-- start of Stored records --

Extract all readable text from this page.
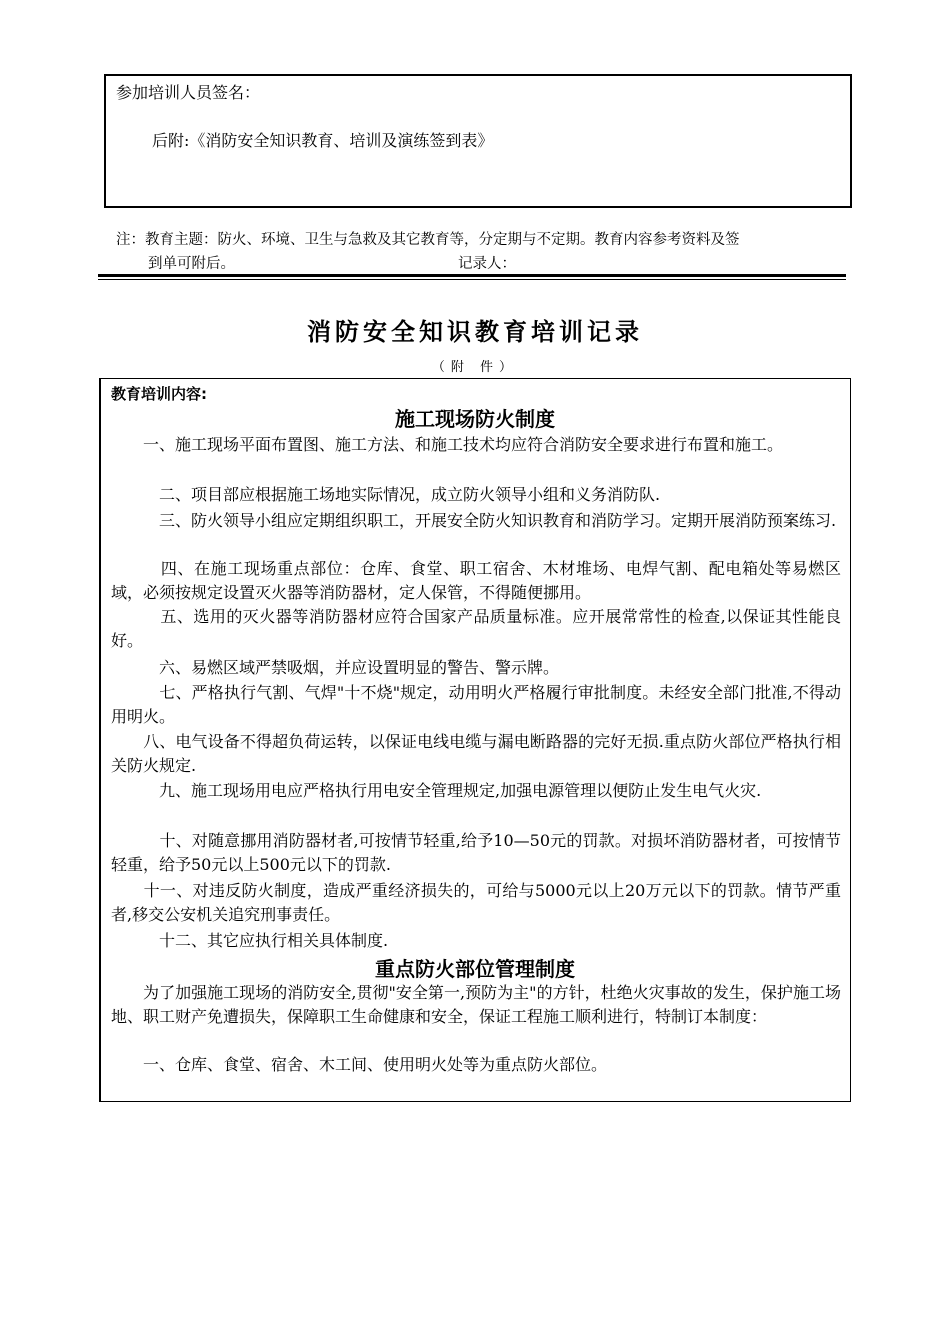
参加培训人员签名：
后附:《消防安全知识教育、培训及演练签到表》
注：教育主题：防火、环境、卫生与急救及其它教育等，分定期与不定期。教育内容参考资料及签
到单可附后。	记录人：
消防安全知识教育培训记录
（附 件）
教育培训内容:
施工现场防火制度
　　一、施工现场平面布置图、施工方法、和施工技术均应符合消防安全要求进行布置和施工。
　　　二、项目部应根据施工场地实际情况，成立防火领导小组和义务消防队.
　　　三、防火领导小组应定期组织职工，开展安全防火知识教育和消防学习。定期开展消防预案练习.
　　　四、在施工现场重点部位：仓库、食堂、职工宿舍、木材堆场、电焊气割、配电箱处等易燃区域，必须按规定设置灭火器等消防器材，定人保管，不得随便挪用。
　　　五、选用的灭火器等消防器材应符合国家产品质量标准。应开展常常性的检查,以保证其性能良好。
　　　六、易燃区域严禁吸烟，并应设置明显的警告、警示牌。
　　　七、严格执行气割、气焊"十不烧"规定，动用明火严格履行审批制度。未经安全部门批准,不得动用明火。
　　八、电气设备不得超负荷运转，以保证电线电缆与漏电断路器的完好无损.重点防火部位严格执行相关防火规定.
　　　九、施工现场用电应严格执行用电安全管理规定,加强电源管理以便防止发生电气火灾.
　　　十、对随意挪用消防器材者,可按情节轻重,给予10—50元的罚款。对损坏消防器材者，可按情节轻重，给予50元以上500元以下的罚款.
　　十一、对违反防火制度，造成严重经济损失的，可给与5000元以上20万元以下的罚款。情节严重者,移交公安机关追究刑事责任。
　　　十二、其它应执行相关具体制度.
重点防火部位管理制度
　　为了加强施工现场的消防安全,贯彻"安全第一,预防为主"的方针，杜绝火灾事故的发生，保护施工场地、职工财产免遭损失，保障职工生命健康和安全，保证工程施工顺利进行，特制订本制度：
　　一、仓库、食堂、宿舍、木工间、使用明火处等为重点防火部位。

-- end of Stored records --

◆ What you should do:
Reproduce the material above verbatim; omit every picture.

◆ Task answer:
Extract all readable text from this page.
参加培训人员签名：
后附:《消防安全知识教育、培训及演练签到表》
注：教育主题：防火、环境、卫生与急救及其它教育等，分定期与不定期。教育内容参考资料及签
到单可附后。	记录人：
消防安全知识教育培训记录
（附 件）
教育培训内容:
施工现场防火制度
　　一、施工现场平面布置图、施工方法、和施工技术均应符合消防安全要求进行布置和施工。
　　　二、项目部应根据施工场地实际情况，成立防火领导小组和义务消防队.
　　　三、防火领导小组应定期组织职工，开展安全防火知识教育和消防学习。定期开展消防预案练习.
　　　四、在施工现场重点部位：仓库、食堂、职工宿舍、木材堆场、电焊气割、配电箱处等易燃区域，必须按规定设置灭火器等消防器材，定人保管，不得随便挪用。
　　　五、选用的灭火器等消防器材应符合国家产品质量标准。应开展常常性的检查,以保证其性能良好。
　　　六、易燃区域严禁吸烟，并应设置明显的警告、警示牌。
　　　七、严格执行气割、气焊"十不烧"规定，动用明火严格履行审批制度。未经安全部门批准,不得动用明火。
　　八、电气设备不得超负荷运转，以保证电线电缆与漏电断路器的完好无损.重点防火部位严格执行相关防火规定.
　　　九、施工现场用电应严格执行用电安全管理规定,加强电源管理以便防止发生电气火灾.
　　　十、对随意挪用消防器材者,可按情节轻重,给予10—50元的罚款。对损坏消防器材者，可按情节轻重，给予50元以上500元以下的罚款.
　　十一、对违反防火制度，造成严重经济损失的，可给与5000元以上20万元以下的罚款。情节严重者,移交公安机关追究刑事责任。
　　　十二、其它应执行相关具体制度.
重点防火部位管理制度
　　为了加强施工现场的消防安全,贯彻"安全第一,预防为主"的方针，杜绝火灾事故的发生，保护施工场地、职工财产免遭损失，保障职工生命健康和安全，保证工程施工顺利进行，特制订本制度：
　　一、仓库、食堂、宿舍、木工间、使用明火处等为重点防火部位。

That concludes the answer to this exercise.